REQUIRED WORK:
Return each line containing "Dispersion".

STORED RECORDS:
start

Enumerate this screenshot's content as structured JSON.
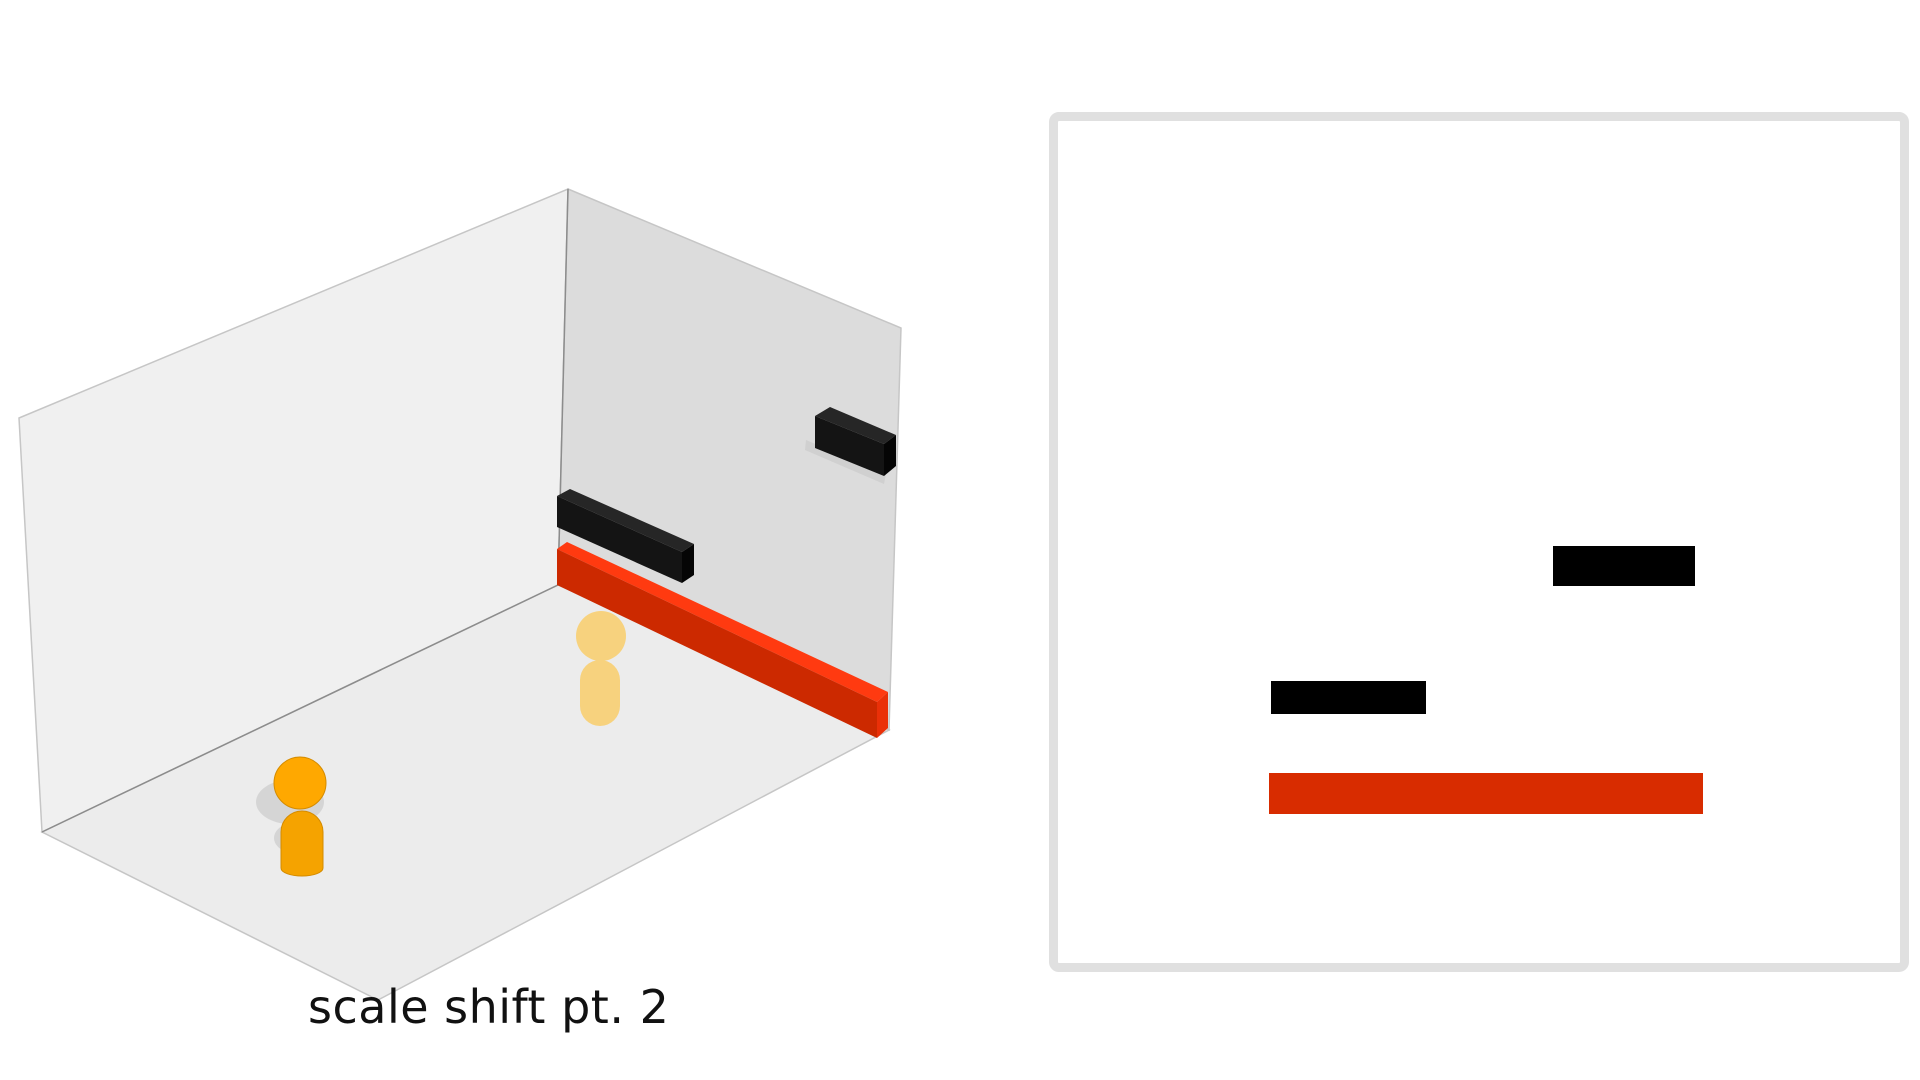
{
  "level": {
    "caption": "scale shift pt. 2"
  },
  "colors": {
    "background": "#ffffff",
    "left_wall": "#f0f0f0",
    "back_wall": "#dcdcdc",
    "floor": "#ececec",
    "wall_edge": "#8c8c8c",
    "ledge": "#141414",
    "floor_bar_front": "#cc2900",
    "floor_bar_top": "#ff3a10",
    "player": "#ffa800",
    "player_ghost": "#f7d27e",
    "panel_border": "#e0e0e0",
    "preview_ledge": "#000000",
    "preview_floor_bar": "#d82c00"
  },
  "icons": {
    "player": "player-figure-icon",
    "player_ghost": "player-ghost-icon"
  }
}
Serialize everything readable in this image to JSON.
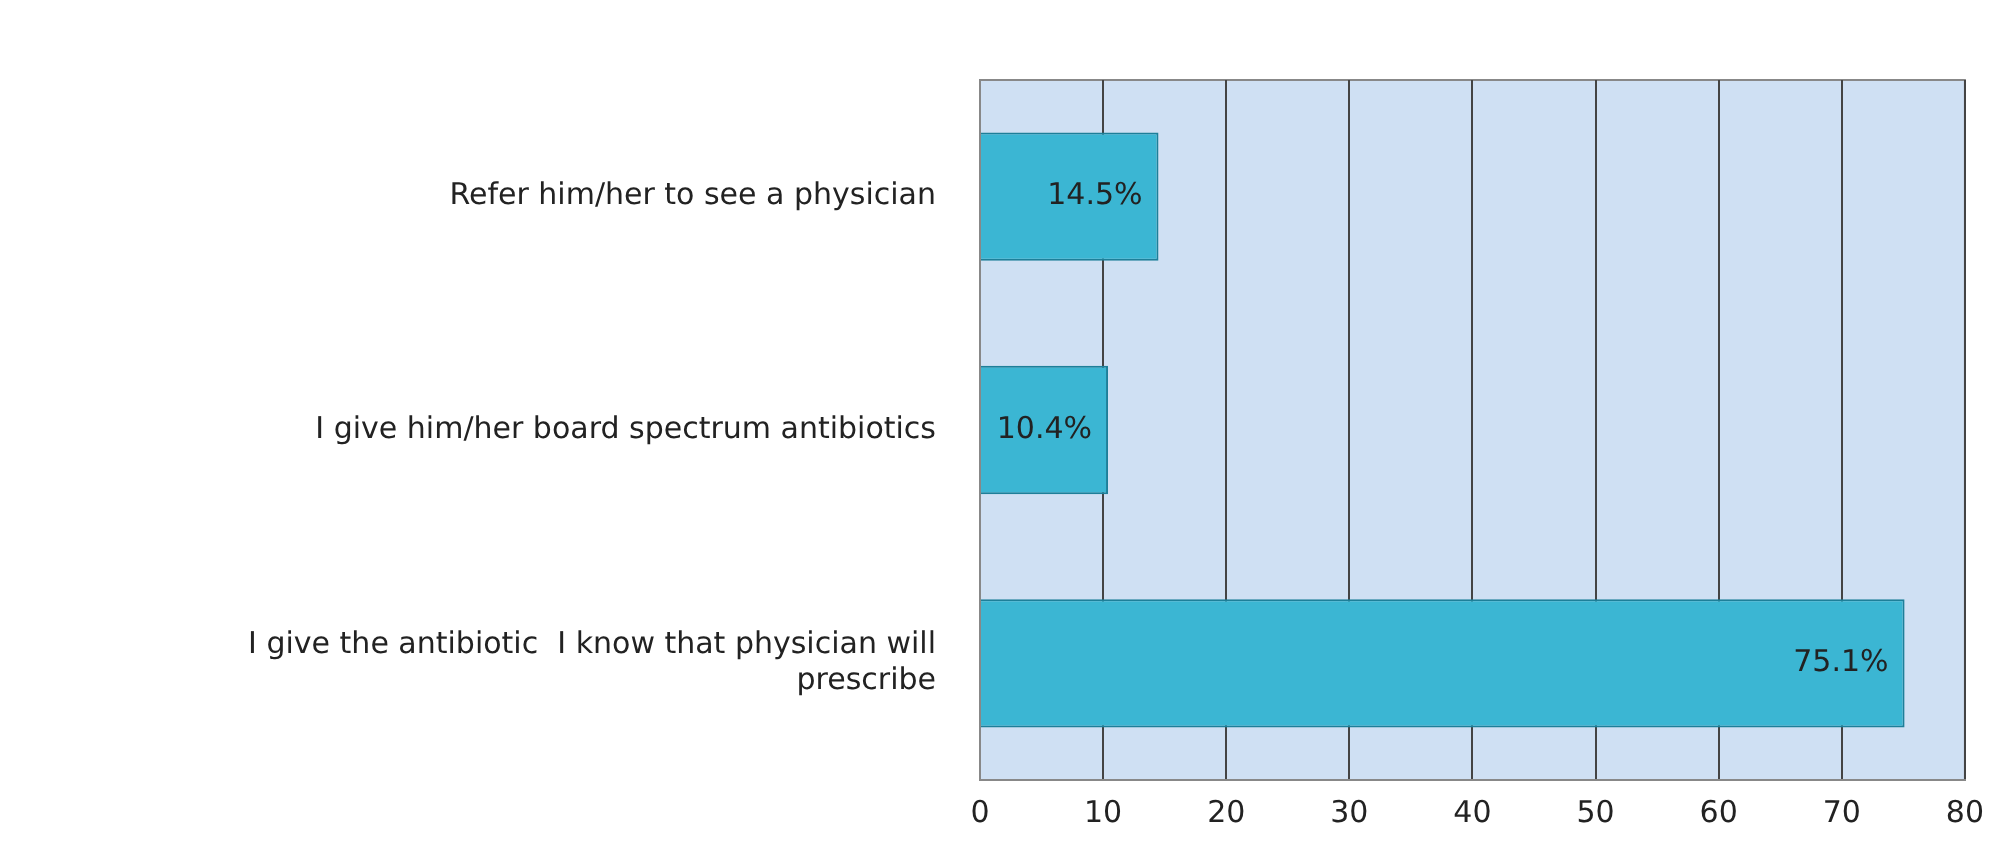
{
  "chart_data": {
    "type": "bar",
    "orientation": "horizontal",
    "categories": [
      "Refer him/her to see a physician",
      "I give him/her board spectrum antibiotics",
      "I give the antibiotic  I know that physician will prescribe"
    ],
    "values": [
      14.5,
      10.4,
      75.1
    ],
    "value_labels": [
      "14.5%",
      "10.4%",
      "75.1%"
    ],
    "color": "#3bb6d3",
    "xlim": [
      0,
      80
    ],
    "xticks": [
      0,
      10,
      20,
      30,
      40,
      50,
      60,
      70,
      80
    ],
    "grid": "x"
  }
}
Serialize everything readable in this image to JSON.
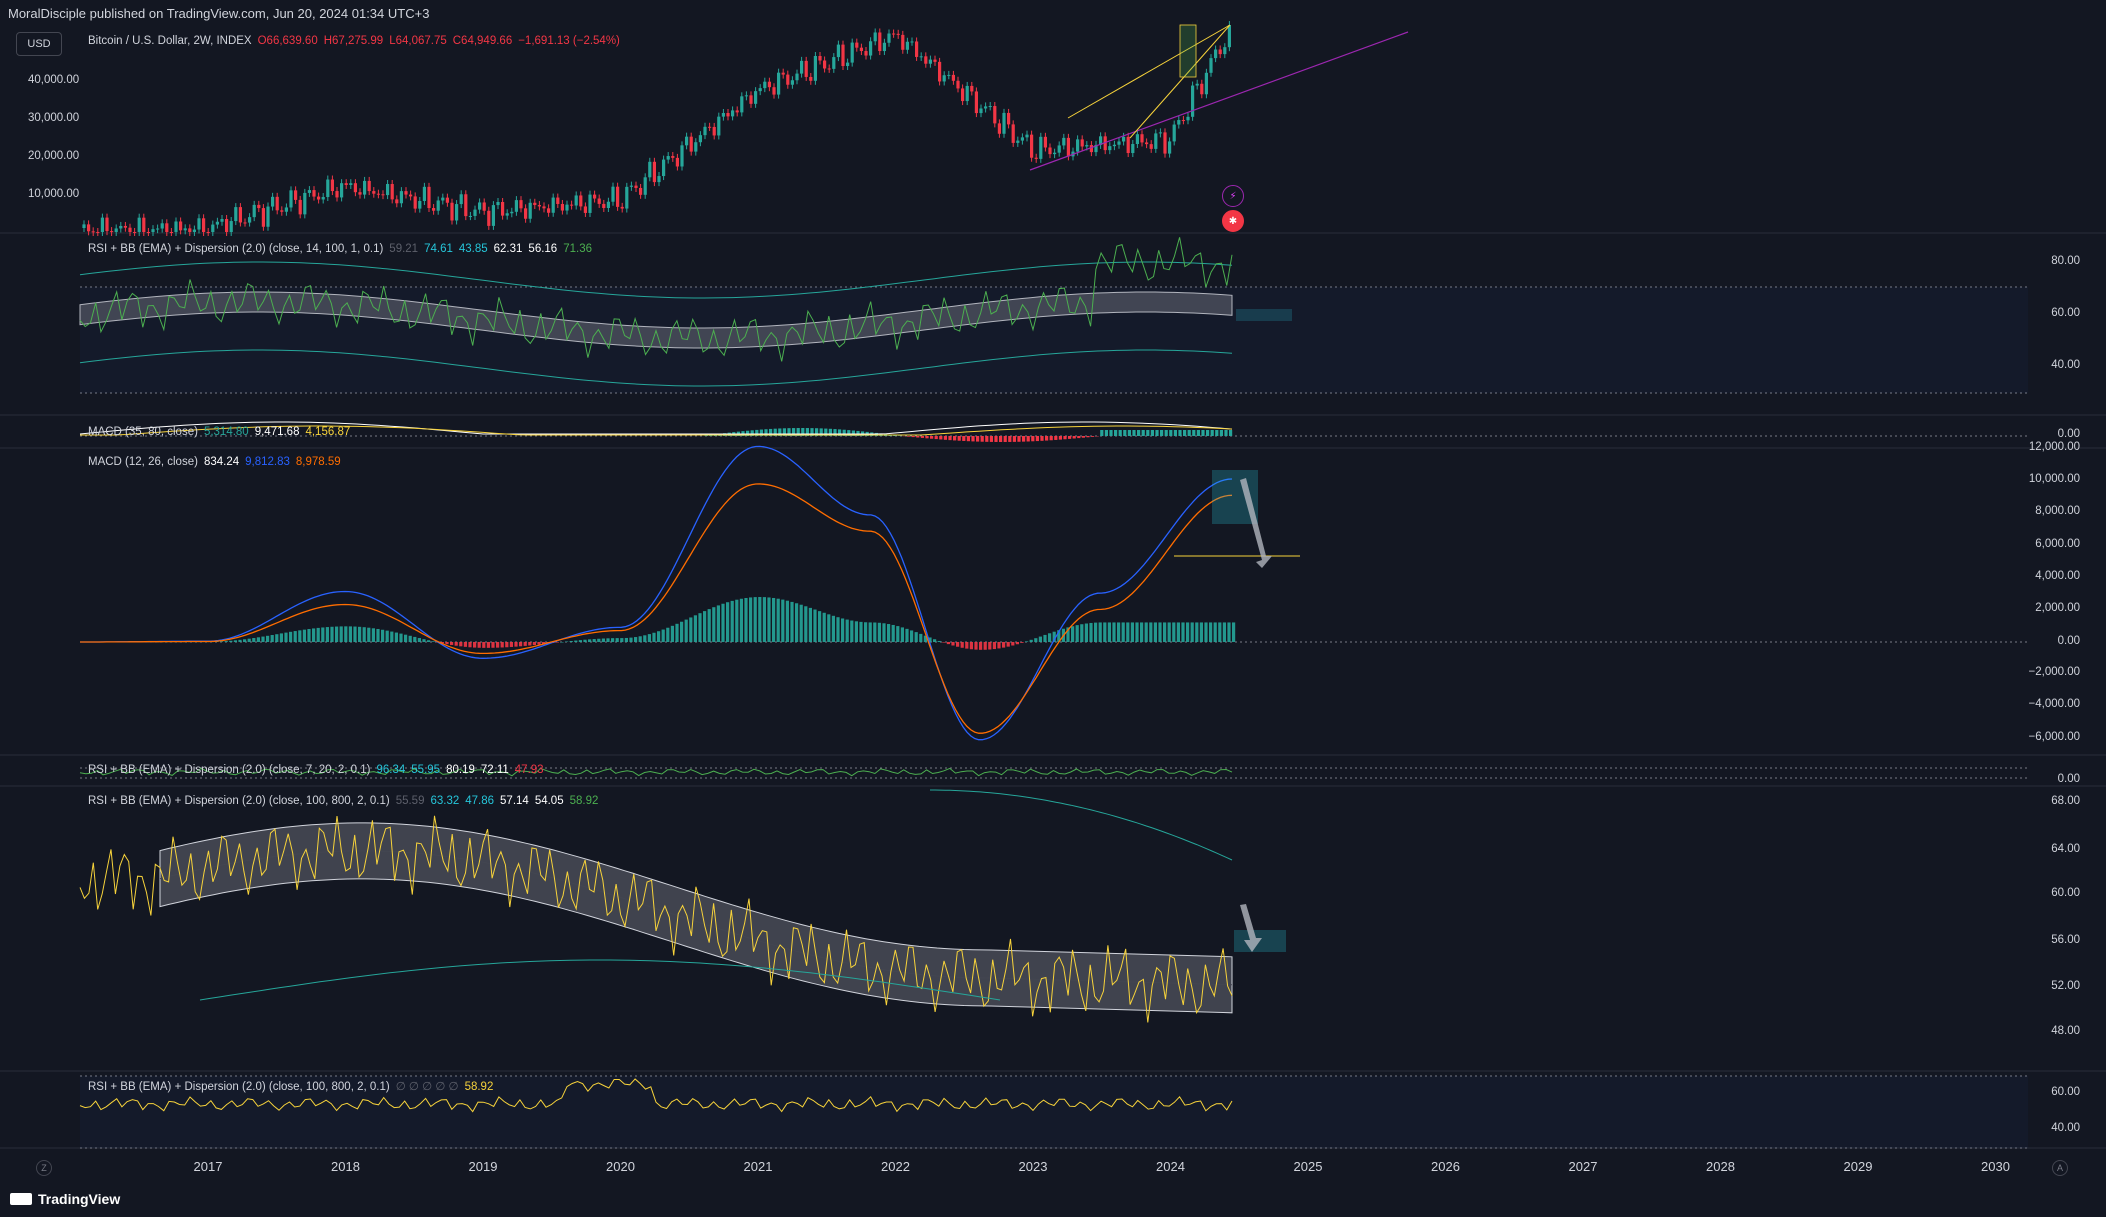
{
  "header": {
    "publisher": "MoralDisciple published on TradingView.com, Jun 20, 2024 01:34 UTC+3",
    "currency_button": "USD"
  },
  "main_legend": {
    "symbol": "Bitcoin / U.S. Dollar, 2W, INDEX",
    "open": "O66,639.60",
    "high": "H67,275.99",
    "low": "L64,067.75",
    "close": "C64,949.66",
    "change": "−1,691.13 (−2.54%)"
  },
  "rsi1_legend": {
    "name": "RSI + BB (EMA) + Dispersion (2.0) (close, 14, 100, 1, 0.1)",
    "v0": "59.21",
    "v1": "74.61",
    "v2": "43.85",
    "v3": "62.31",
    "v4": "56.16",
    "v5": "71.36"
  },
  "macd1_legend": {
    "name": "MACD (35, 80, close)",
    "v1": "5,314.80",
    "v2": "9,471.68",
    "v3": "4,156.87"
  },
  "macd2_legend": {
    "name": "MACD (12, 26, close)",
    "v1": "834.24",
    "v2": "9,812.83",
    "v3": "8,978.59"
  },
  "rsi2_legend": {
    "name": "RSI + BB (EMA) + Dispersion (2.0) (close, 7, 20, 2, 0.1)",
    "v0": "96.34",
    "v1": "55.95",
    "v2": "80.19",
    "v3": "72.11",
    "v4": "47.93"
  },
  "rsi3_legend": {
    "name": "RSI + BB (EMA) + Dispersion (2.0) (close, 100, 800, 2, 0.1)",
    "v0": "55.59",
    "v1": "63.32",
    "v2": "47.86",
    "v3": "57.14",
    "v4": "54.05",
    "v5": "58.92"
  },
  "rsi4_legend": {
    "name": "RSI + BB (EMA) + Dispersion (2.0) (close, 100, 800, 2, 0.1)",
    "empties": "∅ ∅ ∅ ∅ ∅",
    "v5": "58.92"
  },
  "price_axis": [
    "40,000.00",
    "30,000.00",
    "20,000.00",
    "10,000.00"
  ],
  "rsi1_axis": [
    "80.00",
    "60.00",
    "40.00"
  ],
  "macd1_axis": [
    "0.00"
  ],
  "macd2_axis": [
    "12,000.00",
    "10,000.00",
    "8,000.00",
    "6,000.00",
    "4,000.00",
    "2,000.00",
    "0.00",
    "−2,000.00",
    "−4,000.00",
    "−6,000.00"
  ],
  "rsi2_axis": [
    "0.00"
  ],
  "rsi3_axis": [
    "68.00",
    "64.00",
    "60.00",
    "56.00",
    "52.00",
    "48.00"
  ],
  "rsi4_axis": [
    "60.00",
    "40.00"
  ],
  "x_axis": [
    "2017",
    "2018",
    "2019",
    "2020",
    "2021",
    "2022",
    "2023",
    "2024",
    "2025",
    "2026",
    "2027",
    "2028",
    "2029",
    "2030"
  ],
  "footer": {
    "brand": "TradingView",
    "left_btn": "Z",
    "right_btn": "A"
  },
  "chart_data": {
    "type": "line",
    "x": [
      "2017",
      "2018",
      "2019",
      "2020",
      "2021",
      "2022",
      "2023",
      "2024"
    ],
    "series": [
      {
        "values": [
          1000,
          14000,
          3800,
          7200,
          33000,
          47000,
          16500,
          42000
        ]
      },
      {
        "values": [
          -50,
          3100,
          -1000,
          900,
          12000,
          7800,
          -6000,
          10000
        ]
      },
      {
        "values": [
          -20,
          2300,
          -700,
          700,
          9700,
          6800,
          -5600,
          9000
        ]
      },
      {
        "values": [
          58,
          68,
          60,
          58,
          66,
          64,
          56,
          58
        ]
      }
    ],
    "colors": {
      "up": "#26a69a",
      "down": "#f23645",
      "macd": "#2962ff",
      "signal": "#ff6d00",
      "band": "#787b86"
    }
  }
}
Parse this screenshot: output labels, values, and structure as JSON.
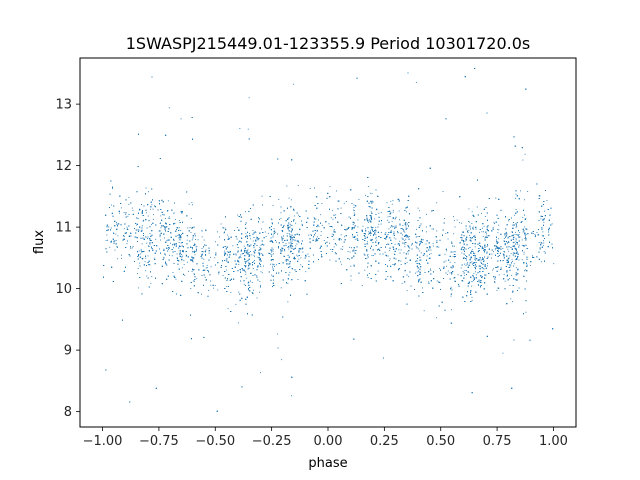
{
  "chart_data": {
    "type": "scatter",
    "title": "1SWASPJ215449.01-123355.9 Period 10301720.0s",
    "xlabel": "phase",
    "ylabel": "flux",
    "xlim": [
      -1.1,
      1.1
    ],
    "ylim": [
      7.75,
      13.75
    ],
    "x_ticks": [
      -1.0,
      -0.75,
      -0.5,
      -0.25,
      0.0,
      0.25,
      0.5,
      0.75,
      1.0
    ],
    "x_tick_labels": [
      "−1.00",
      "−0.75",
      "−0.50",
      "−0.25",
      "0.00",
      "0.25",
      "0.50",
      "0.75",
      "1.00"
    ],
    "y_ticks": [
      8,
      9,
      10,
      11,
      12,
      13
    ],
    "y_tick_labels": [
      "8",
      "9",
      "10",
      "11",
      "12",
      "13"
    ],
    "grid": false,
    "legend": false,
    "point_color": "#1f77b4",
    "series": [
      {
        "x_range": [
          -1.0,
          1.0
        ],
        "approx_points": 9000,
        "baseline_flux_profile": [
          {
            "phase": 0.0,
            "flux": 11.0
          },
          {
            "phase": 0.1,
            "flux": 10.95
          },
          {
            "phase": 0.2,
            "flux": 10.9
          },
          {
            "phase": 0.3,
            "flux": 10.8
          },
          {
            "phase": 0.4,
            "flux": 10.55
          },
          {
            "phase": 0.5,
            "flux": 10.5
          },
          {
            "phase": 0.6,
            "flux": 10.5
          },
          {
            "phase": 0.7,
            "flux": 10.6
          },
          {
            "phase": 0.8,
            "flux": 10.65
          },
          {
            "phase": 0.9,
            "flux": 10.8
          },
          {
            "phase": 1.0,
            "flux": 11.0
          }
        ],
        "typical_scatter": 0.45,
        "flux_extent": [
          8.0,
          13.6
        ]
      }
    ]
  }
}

end

TASK OUTPUT:
    "name": "RSI + BB (EMA) + Dispersion (2.0) (close, 14, 100, 1, 0.1)",
    "name": "RSI + BB (EMA) + Dispersion (2.0) (close, 7, 20, 2, 0.1)",
    "name": "RSI + BB (EMA) + Dispersion (2.0) (close, 100, 800, 2, 0.1)",
    "name": "RSI + BB (EMA) + Dispersion (2.0) (close, 100, 800, 2, 0.1)",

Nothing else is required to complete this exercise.